## start

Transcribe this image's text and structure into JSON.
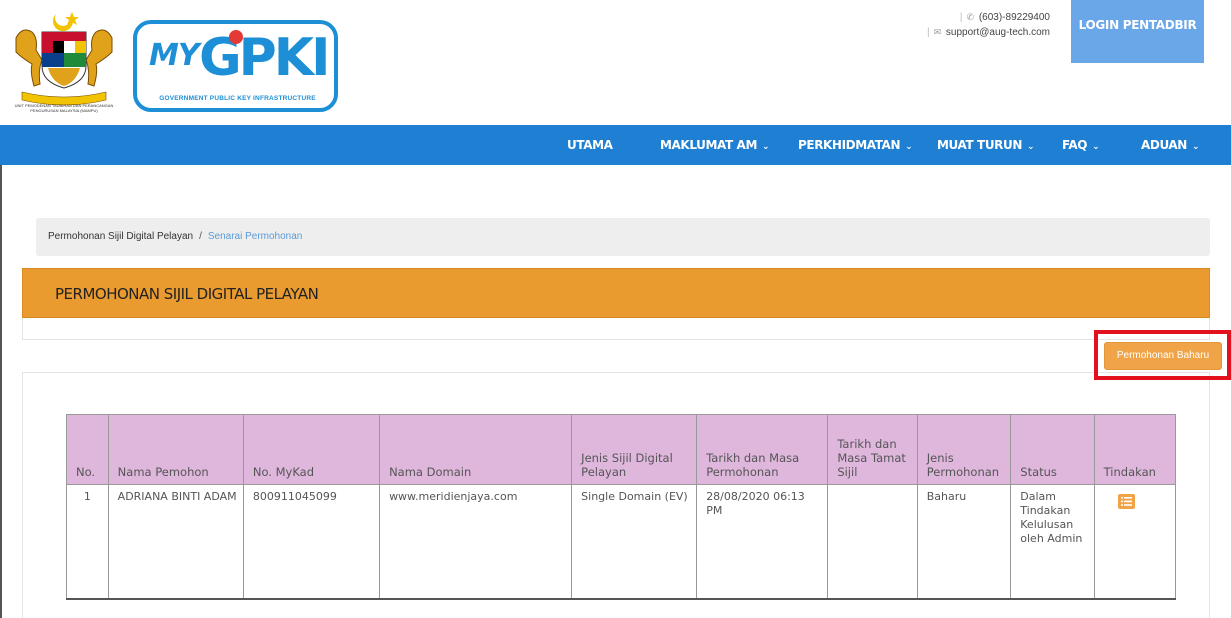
{
  "header": {
    "crest_caption": "UNIT PEMODENAN TADBIRAN DAN PERANCANGAN PENGURUSAN MALAYSIA (MAMPU)",
    "logo": {
      "my": "MY",
      "gpki": "GPKI",
      "subtitle": "GOVERNMENT PUBLIC KEY INFRASTRUCTURE"
    },
    "contact": {
      "phone": "(603)-89229400",
      "email": "support@aug-tech.com"
    },
    "login_label": "LOGIN PENTADBIR"
  },
  "nav": {
    "items": [
      {
        "label": "UTAMA",
        "has_dropdown": false
      },
      {
        "label": "MAKLUMAT AM",
        "has_dropdown": true
      },
      {
        "label": "PERKHIDMATAN",
        "has_dropdown": true
      },
      {
        "label": "MUAT TURUN",
        "has_dropdown": true
      },
      {
        "label": "FAQ",
        "has_dropdown": true
      },
      {
        "label": "ADUAN",
        "has_dropdown": true
      }
    ],
    "chevron": "⌄"
  },
  "breadcrumb": {
    "parent": "Permohonan Sijil Digital Pelayan",
    "divider": "/",
    "current": "Senarai Permohonan"
  },
  "panel": {
    "title": "PERMOHONAN SIJIL DIGITAL PELAYAN",
    "new_button": "Permohonan Baharu"
  },
  "table": {
    "headers": [
      "No.",
      "Nama Pemohon",
      "No. MyKad",
      "Nama Domain",
      "Jenis Sijil Digital Pelayan",
      "Tarikh dan Masa Permohonan",
      "Tarikh dan Masa Tamat Sijil",
      "Jenis Permohonan",
      "Status",
      "Tindakan"
    ],
    "rows": [
      {
        "no": "1",
        "nama": "ADRIANA BINTI ADAM",
        "mykad": "800911045099",
        "domain": "www.meridienjaya.com",
        "jenis_sijil": "Single Domain (EV)",
        "tarikh_mohon": "28/08/2020 06:13 PM",
        "tarikh_tamat": "",
        "jenis_permohonan": "Baharu",
        "status": "Dalam Tindakan Kelulusan oleh Admin"
      }
    ]
  },
  "colors": {
    "nav_bg": "#1f7fd3",
    "panel_head": "#ea9b2f",
    "button": "#f0a447",
    "table_header": "#dfb7dd",
    "highlight": "#e3101e"
  }
}
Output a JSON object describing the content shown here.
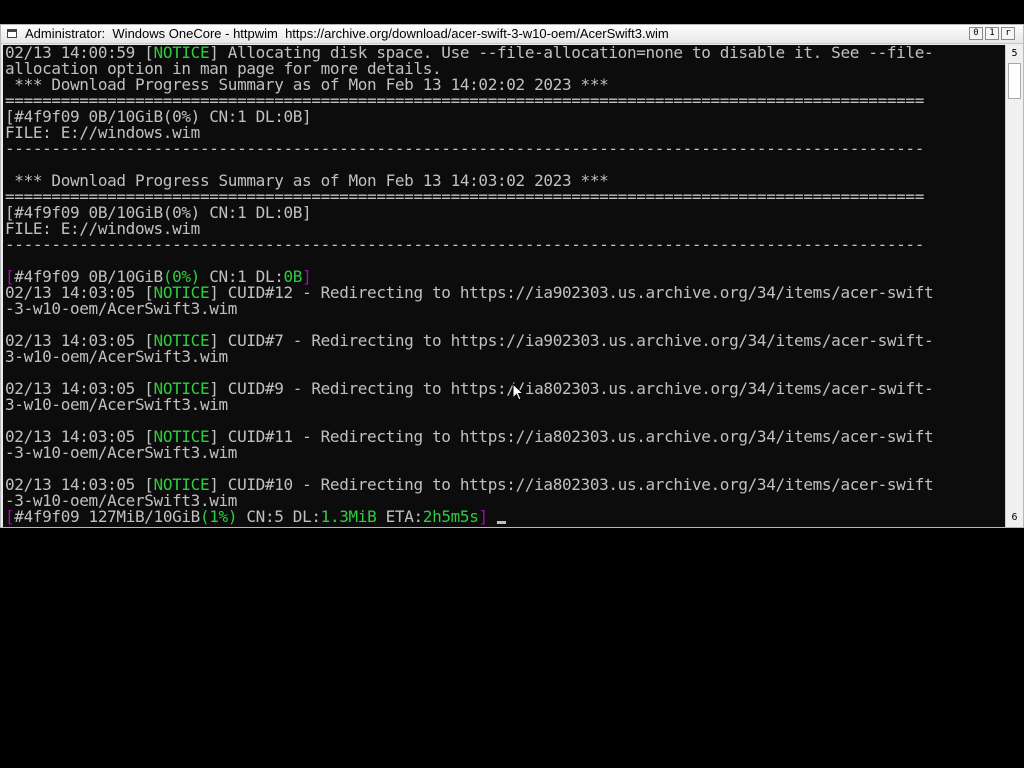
{
  "window": {
    "title": "Administrator:  Windows OneCore - httpwim  https://archive.org/download/acer-swift-3-w10-oem/AcerSwift3.wim",
    "min_label": "0",
    "max_label": "1",
    "close_label": "r"
  },
  "scrollbar": {
    "up_label": "5",
    "down_label": "6"
  },
  "console": {
    "lines": [
      [
        {
          "t": "02/13 14:00:59 [",
          "c": "w"
        },
        {
          "t": "NOTICE",
          "c": "g"
        },
        {
          "t": "] Allocating disk space. Use --file-allocation=none to disable it. See --file-",
          "c": "w"
        }
      ],
      [
        {
          "t": "allocation option in man page for more details.",
          "c": "w"
        }
      ],
      [
        {
          "t": " *** Download Progress Summary as of Mon Feb 13 14:02:02 2023 ***",
          "c": "w"
        }
      ],
      [
        {
          "t": "===================================================================================================",
          "c": "w"
        }
      ],
      [
        {
          "t": "[#4f9f09 0B/10GiB(0%) CN:1 DL:0B]",
          "c": "w"
        }
      ],
      [
        {
          "t": "FILE: E://windows.wim",
          "c": "w"
        }
      ],
      [
        {
          "t": "---------------------------------------------------------------------------------------------------",
          "c": "w"
        }
      ],
      [
        {
          "t": "",
          "c": "w"
        }
      ],
      [
        {
          "t": " *** Download Progress Summary as of Mon Feb 13 14:03:02 2023 ***",
          "c": "w"
        }
      ],
      [
        {
          "t": "===================================================================================================",
          "c": "w"
        }
      ],
      [
        {
          "t": "[#4f9f09 0B/10GiB(0%) CN:1 DL:0B]",
          "c": "w"
        }
      ],
      [
        {
          "t": "FILE: E://windows.wim",
          "c": "w"
        }
      ],
      [
        {
          "t": "---------------------------------------------------------------------------------------------------",
          "c": "w"
        }
      ],
      [
        {
          "t": "",
          "c": "w"
        }
      ],
      [
        {
          "t": "[",
          "c": "m"
        },
        {
          "t": "#4f9f09 0B/10GiB",
          "c": "w"
        },
        {
          "t": "(0%)",
          "c": "g"
        },
        {
          "t": " CN:1 DL:",
          "c": "w"
        },
        {
          "t": "0B",
          "c": "g"
        },
        {
          "t": "]",
          "c": "m"
        }
      ],
      [
        {
          "t": "02/13 14:03:05 [",
          "c": "w"
        },
        {
          "t": "NOTICE",
          "c": "g"
        },
        {
          "t": "] CUID#12 - Redirecting to https://ia902303.us.archive.org/34/items/acer-swift",
          "c": "w"
        }
      ],
      [
        {
          "t": "-3-w10-oem/AcerSwift3.wim",
          "c": "w"
        }
      ],
      [
        {
          "t": "",
          "c": "w"
        }
      ],
      [
        {
          "t": "02/13 14:03:05 [",
          "c": "w"
        },
        {
          "t": "NOTICE",
          "c": "g"
        },
        {
          "t": "] CUID#7 - Redirecting to https://ia902303.us.archive.org/34/items/acer-swift-",
          "c": "w"
        }
      ],
      [
        {
          "t": "3-w10-oem/AcerSwift3.wim",
          "c": "w"
        }
      ],
      [
        {
          "t": "",
          "c": "w"
        }
      ],
      [
        {
          "t": "02/13 14:03:05 [",
          "c": "w"
        },
        {
          "t": "NOTICE",
          "c": "g"
        },
        {
          "t": "] CUID#9 - Redirecting to https://ia802303.us.archive.org/34/items/acer-swift-",
          "c": "w"
        }
      ],
      [
        {
          "t": "3-w10-oem/AcerSwift3.wim",
          "c": "w"
        }
      ],
      [
        {
          "t": "",
          "c": "w"
        }
      ],
      [
        {
          "t": "02/13 14:03:05 [",
          "c": "w"
        },
        {
          "t": "NOTICE",
          "c": "g"
        },
        {
          "t": "] CUID#11 - Redirecting to https://ia802303.us.archive.org/34/items/acer-swift",
          "c": "w"
        }
      ],
      [
        {
          "t": "-3-w10-oem/AcerSwift3.wim",
          "c": "w"
        }
      ],
      [
        {
          "t": "",
          "c": "w"
        }
      ],
      [
        {
          "t": "02/13 14:03:05 [",
          "c": "w"
        },
        {
          "t": "NOTICE",
          "c": "g"
        },
        {
          "t": "] CUID#10 - Redirecting to https://ia802303.us.archive.org/34/items/acer-swift",
          "c": "w"
        }
      ],
      [
        {
          "t": "-3-w10-oem/AcerSwift3.wim",
          "c": "w"
        }
      ],
      [
        {
          "t": "[",
          "c": "m"
        },
        {
          "t": "#4f9f09 127MiB/10GiB",
          "c": "w"
        },
        {
          "t": "(1%)",
          "c": "g"
        },
        {
          "t": " CN:5 DL:",
          "c": "w"
        },
        {
          "t": "1.3MiB",
          "c": "g"
        },
        {
          "t": " ETA:",
          "c": "w"
        },
        {
          "t": "2h5m5s",
          "c": "g"
        },
        {
          "t": "]",
          "c": "m"
        }
      ]
    ]
  },
  "colors": {
    "console_bg": "#0c0c0c",
    "text": "#c0c0c0",
    "notice_green": "#2ecc40",
    "bracket_magenta": "#b000b0",
    "desktop_bg": "#000000"
  },
  "icons": {
    "system_menu": "console-window-icon",
    "pointer": "mouse-pointer-icon"
  }
}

## end

#### [GIVEN EXERCISE]
From the data above, copy each line that has the string "CUID".

#### [FINISHED ANSWER]
          "t": "] CUID#12 - Redirecting to https://ia902303.us.archive.org/34/items/acer-swift",
          "t": "] CUID#7 - Redirecting to https://ia902303.us.archive.org/34/items/acer-swift-",
          "t": "] CUID#9 - Redirecting to https://ia802303.us.archive.org/34/items/acer-swift-",
          "t": "] CUID#11 - Redirecting to https://ia802303.us.archive.org/34/items/acer-swift",
          "t": "] CUID#10 - Redirecting to https://ia802303.us.archive.org/34/items/acer-swift",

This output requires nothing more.